— What you need to do —
Quote every line as given.

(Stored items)
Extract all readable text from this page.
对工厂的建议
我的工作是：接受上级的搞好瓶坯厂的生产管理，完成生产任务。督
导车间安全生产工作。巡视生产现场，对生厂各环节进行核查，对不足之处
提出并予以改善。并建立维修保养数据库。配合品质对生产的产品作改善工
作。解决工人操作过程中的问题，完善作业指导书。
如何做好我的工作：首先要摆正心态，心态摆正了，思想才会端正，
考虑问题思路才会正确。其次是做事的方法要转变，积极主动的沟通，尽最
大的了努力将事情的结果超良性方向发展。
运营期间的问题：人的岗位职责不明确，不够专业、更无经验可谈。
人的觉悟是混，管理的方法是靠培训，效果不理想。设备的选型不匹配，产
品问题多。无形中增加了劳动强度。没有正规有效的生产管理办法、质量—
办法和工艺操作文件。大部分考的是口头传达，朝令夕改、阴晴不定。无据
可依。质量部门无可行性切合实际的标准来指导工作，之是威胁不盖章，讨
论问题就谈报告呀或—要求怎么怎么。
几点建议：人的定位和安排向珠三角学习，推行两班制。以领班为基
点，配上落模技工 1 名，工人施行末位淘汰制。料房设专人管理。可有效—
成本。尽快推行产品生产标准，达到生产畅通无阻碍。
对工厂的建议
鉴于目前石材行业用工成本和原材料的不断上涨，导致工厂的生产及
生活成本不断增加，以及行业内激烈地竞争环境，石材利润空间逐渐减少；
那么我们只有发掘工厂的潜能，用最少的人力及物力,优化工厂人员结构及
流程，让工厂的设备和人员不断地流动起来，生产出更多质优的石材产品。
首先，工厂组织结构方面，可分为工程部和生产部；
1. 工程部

— The output —
Extract all readable text from this page.
对工厂的建议
我的工作是：接受上级的搞好瓶坯厂的生产管理，完成生产任务。督
导车间安全生产工作。巡视生产现场，对生厂各环节进行核查，对不足之处
提出并予以改善。并建立维修保养数据库。配合品质对生产的产品作改善工
作。解决工人操作过程中的问题，完善作业指导书。
如何做好我的工作：首先要摆正心态，心态摆正了，思想才会端正，
考虑问题思路才会正确。其次是做事的方法要转变，积极主动的沟通，尽最
大的了努力将事情的结果超良性方向发展。
运营期间的问题：人的岗位职责不明确，不够专业、更无经验可谈。
人的觉悟是混，管理的方法是靠培训，效果不理想。设备的选型不匹配，产
品问题多。无形中增加了劳动强度。没有正规有效的生产管理办法、质量—
办法和工艺操作文件。大部分考的是口头传达，朝令夕改、阴晴不定。无据
可依。质量部门无可行性切合实际的标准来指导工作，之是威胁不盖章，讨
论问题就谈报告呀或—要求怎么怎么。
几点建议：人的定位和安排向珠三角学习，推行两班制。以领班为基
点，配上落模技工 1 名，工人施行末位淘汰制。料房设专人管理。可有效—
成本。尽快推行产品生产标准，达到生产畅通无阻碍。
对工厂的建议
鉴于目前石材行业用工成本和原材料的不断上涨，导致工厂的生产及
生活成本不断增加，以及行业内激烈地竞争环境，石材利润空间逐渐减少；
那么我们只有发掘工厂的潜能，用最少的人力及物力,优化工厂人员结构及
流程，让工厂的设备和人员不断地流动起来，生产出更多质优的石材产品。
首先，工厂组织结构方面，可分为工程部和生产部；
1. 工程部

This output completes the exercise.